Data for processing:
-- START --
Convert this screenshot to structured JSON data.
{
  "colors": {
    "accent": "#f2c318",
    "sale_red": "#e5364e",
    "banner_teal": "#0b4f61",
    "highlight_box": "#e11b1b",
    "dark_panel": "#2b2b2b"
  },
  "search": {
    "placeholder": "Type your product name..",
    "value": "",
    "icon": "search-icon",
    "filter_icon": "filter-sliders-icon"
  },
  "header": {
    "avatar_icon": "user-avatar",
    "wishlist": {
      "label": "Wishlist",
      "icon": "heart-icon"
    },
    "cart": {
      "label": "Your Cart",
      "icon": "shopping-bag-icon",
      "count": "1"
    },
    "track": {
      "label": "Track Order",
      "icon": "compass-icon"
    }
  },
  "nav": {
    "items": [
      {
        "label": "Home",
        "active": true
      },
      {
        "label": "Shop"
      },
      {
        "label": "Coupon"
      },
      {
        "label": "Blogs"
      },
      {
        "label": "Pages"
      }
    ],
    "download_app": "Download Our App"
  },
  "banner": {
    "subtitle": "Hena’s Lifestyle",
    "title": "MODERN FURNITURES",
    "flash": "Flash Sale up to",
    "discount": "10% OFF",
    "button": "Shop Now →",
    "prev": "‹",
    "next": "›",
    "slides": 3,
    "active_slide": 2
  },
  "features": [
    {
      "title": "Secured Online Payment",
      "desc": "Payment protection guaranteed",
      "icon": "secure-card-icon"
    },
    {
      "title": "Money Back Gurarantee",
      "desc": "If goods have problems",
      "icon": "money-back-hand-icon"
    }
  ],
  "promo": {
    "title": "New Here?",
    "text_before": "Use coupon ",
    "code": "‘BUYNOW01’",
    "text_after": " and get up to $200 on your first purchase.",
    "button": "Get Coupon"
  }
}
-- END --
-- START --
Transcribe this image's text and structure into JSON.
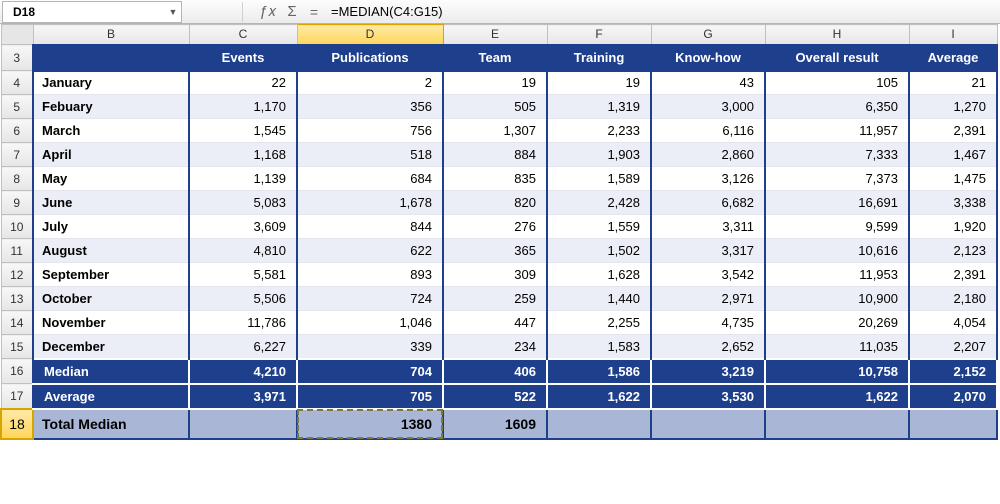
-- END --
-- START --
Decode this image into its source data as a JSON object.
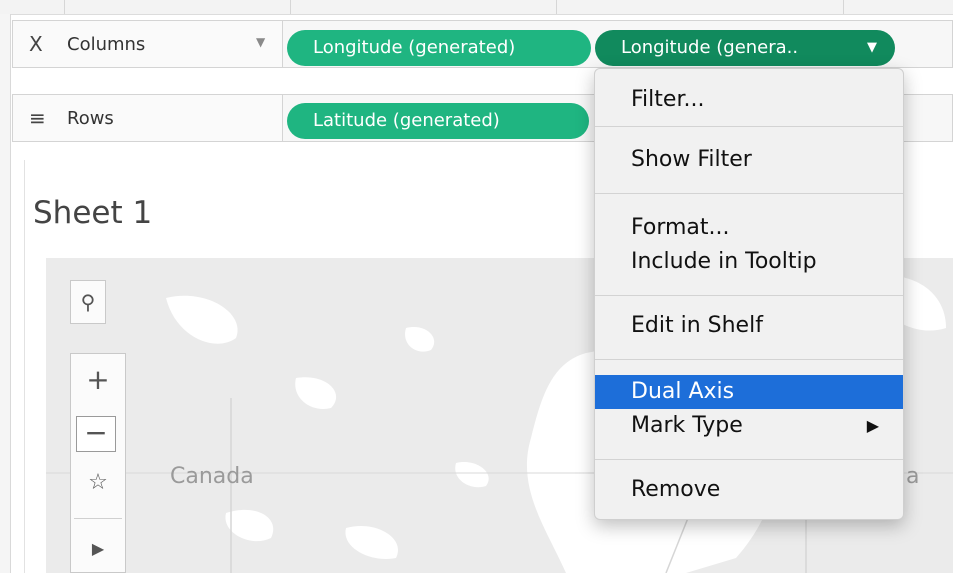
-- END --
Brief:
Filter the listing above for the string "into" and copy every matching line.

Solution to the exercise:
Transcribe this image's text and structure into JSON.
Decode this image into its source data as a JSON object.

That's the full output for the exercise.